(Passage to read)

This is also the language of the Arab world, always waiting for the collapse of empire, for the destruction of the safe Western world which has provided it with money, weapons, political support. First, the Arabs trusted the British Empire and Winston Churchill, and then they trusted the American Empire and Franklin Delano Roosevelt and the Truman and Eisenhower administrations and all the other men who would give guns to the Israelis and billions to the Arabs - Nixon, Carter, Clinton, Bush...

And now they are told that the Americans are not winning the war; that they are losing. If you were an Arab, what would you do? Be sure, they are not asking this question in Washington. The Middle East--so all-important (supposedly) in the "war on terror"--in itself, a myth-- doesn't really matter in the White House. It is a district, a map, a region, every bit as amorphous as the crescent of "crisis" which the Clinton administration invented when it wanted to land its troops in Somalia. How to get out, how to save face, that's the question. To hell with the people who live there: the Arabs, the Iraqis, the men, women and children whom we kill--and whom the Iraqis kill--every day.

Note how our "spokesmen" in Afghanistan now acknowledge the dead woman and children of Nato airstrikes as if it is quite in order to slaughter these innocents because we are at war with the horrid Taliban. Some of the same mindset has arrived in Baghdad, where "coalition" spokesmen also--from time to time--jump in front of the video-tape evidence by accepting that they, too, kill women and children in their war against "terror".

But it is the sentences of impotence that doom empires. "The ability of the United States to influence events within Iraq is diminishing." There is a risk of a "slide towards chaos [sic] [that] could trigger the collapse of Iraq's government and a humanitarian catastrophe."

But hasn't that already happened? "Collapse" and "catastrophe" are daily present in Iraq. America's ability "to influence events" has been absent for years. And let's just re-read the following sentence: "Violence is increasing in scope and lethality. It is fed by a Sunni Arab insurgency. Shiite [Shia] militias, death squads, al-Qa'ida and widespread criminality. Sectarian conflict is the principal challenge to stability."

(End Passage to read)

■ Things to do
**a.** From the commentary on Iraq and the Arab world above, set down everything from "And now they" down to "Iraqis kill--every day.".
**b.** Answer these questions about the commentary on Iraq and the Arab world:
(i) Which empire, along with which leader, did the Arabs trust first?
(ii) Which administration invented the crescent of "crisis", and when?
(iii) What does the quoted sentence name as the principal challenge to stability?

(Given data)

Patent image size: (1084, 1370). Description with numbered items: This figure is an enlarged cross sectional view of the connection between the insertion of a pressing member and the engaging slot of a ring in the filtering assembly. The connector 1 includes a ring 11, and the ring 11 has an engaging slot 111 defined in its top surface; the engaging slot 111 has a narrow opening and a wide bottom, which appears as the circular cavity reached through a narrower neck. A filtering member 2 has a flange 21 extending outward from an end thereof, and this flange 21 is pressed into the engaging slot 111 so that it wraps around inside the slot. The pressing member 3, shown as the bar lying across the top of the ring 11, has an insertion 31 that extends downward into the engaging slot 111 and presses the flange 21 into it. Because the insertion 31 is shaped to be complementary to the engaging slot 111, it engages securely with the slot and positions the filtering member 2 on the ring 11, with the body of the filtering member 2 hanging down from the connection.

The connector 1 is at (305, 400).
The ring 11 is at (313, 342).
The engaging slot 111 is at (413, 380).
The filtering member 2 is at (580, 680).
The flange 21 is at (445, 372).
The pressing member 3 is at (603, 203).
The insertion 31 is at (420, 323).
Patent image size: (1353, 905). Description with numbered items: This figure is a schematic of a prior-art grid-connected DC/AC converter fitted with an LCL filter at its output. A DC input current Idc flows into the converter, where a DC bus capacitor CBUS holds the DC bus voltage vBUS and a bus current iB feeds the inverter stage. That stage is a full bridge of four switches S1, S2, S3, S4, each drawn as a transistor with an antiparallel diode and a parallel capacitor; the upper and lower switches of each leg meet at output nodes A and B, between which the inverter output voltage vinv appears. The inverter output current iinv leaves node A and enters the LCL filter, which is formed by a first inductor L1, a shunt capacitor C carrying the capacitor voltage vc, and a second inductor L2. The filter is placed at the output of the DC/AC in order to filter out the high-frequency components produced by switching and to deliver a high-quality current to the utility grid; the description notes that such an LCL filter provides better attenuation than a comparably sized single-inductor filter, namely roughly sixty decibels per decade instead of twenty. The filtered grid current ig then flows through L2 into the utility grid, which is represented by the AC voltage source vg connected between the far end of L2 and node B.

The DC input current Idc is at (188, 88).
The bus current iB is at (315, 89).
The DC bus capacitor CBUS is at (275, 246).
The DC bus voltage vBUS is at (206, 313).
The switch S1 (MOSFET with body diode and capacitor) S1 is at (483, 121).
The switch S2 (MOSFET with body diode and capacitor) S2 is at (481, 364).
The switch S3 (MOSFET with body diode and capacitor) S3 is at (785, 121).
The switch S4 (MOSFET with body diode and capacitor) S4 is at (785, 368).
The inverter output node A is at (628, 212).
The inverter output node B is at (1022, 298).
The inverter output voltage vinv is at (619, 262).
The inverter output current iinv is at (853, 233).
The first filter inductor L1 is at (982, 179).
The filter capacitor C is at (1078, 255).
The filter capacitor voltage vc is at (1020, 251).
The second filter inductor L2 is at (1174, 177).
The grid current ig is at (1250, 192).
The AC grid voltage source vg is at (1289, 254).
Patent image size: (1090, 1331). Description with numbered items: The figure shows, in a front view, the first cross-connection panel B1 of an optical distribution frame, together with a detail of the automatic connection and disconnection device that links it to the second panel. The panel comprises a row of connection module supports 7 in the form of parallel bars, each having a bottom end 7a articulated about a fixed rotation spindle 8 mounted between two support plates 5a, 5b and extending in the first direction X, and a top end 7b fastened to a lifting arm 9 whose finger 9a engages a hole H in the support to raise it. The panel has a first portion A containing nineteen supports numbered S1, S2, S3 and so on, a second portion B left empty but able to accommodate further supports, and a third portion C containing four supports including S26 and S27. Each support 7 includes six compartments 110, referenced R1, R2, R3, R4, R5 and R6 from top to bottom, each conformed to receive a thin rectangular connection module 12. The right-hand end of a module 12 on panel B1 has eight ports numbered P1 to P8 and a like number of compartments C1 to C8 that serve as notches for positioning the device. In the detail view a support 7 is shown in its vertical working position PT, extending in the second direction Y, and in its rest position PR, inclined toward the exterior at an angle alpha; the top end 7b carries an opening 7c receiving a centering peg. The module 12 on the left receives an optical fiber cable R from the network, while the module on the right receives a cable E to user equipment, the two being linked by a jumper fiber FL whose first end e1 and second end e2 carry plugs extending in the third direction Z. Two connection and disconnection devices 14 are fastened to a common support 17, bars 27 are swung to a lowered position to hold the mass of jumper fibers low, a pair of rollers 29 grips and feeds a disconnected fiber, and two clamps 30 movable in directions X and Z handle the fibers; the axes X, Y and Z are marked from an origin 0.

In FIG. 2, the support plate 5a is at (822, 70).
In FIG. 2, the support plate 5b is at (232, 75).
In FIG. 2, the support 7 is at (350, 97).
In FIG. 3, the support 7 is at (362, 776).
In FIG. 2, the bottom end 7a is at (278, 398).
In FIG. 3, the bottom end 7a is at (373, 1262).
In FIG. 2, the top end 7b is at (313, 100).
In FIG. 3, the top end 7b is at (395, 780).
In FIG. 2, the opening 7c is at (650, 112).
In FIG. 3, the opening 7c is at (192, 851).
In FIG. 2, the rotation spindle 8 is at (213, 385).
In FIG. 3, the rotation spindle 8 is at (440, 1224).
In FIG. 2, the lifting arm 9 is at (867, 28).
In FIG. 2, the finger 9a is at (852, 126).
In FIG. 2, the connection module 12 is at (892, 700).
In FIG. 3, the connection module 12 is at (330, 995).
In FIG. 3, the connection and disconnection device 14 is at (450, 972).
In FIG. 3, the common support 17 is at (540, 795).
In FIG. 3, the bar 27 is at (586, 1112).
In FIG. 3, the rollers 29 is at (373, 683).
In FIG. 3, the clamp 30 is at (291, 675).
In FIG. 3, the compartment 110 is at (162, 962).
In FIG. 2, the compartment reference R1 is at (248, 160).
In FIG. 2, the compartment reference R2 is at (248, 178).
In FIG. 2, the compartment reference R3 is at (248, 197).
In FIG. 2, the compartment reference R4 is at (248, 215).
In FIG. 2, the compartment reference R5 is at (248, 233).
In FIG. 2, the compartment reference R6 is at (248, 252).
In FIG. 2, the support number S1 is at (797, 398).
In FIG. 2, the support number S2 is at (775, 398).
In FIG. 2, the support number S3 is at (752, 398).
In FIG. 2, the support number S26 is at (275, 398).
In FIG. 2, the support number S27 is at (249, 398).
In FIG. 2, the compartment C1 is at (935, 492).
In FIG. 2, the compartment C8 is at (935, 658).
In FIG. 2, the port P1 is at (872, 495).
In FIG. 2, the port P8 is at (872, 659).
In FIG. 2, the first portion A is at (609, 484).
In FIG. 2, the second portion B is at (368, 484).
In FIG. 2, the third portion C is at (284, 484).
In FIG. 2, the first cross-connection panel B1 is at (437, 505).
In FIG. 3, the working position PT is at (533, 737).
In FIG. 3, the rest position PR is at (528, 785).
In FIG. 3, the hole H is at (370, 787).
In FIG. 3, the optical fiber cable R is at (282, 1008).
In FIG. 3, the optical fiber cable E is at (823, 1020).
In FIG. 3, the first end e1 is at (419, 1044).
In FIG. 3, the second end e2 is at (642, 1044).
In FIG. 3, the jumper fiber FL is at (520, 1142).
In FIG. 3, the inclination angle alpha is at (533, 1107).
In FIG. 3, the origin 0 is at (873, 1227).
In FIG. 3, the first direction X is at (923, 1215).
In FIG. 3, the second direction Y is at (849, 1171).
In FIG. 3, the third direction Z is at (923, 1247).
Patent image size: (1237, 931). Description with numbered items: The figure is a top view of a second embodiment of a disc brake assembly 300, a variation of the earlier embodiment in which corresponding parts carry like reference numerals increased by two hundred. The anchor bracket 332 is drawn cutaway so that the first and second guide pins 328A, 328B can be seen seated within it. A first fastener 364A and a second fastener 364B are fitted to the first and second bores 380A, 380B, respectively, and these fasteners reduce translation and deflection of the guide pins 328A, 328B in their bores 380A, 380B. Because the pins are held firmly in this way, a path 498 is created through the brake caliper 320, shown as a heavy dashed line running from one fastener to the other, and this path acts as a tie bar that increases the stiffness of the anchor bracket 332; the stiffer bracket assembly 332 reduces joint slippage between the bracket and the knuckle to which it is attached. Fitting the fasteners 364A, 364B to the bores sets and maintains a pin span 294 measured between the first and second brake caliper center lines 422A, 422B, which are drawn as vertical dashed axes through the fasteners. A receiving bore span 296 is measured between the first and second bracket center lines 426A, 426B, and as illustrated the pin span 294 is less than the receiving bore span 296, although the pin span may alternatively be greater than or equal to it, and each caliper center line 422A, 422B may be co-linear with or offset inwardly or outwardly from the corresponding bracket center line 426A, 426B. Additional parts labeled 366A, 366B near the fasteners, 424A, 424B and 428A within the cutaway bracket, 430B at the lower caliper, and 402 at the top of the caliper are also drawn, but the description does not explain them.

(End Given data)

■ Activity answers
**a.**
And now they are told that the Americans are not winning the war; that they are losing. If you were an Arab, what would you do? Be sure, they are not asking this question in Washington. The Middle East--so all-important (supposedly) in the "war on terror"--in itself, a myth-- doesn't really matter in the White House. It is a district, a map, a region, every bit as amorphous as the crescent of "crisis" which the Clinton administration invented when it wanted to land its troops in Somalia. How to get out, how to save face, that's the question. To hell with the people who live there: the Arabs, the Iraqis, the men, women and children whom we kill--and whom the Iraqis kill--every day.

**b.**
(i) The British Empire and Winston Churchill.
(ii) The Clinton administration, when it wanted to land its troops in Somalia.
(iii) Sectarian conflict.